[Data entries]
-----

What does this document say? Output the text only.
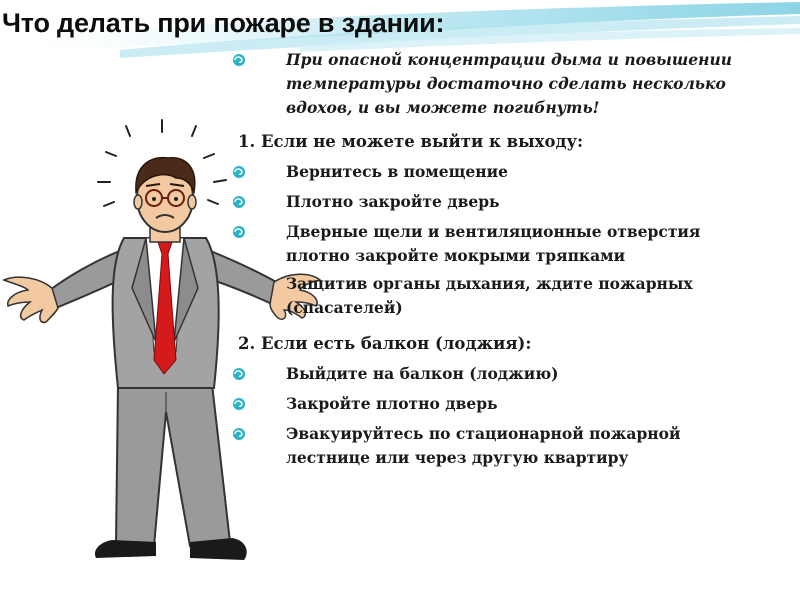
Что делать при пожаре в здании:
При опасной концентрации дыма и повышении температуры достаточно сделать несколько вдохов, и вы можете погибнуть!
1. Если не можете выйти к выходу:
Вернитесь в помещение
Плотно закройте дверь
Дверные щели и вентиляционные отверстия плотно закройте мокрыми тряпками
Защитив органы дыхания, ждите пожарных (спасателей)
2. Если есть балкон (лоджия):
Выйдите на балкон (лоджию)
Закройте плотно дверь
Эвакуируйтесь по стационарной пожарной лестнице или через другую квартиру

-----

SET PROBLEM:
Your task is to copy the entries in full and exactly, without any images.

FINAL ANSWER:
What does this document say? Output the text only.
Что делать при пожаре в здании:
При опасной концентрации дыма и повышении температуры достаточно сделать несколько вдохов, и вы можете погибнуть!
1. Если не можете выйти к выходу:
Вернитесь в помещение
Плотно закройте дверь
Дверные щели и вентиляционные отверстия плотно закройте мокрыми тряпками
Защитив органы дыхания, ждите пожарных (спасателей)
2. Если есть балкон (лоджия):
Выйдите на балкон (лоджию)
Закройте плотно дверь
Эвакуируйтесь по стационарной пожарной лестнице или через другую квартиру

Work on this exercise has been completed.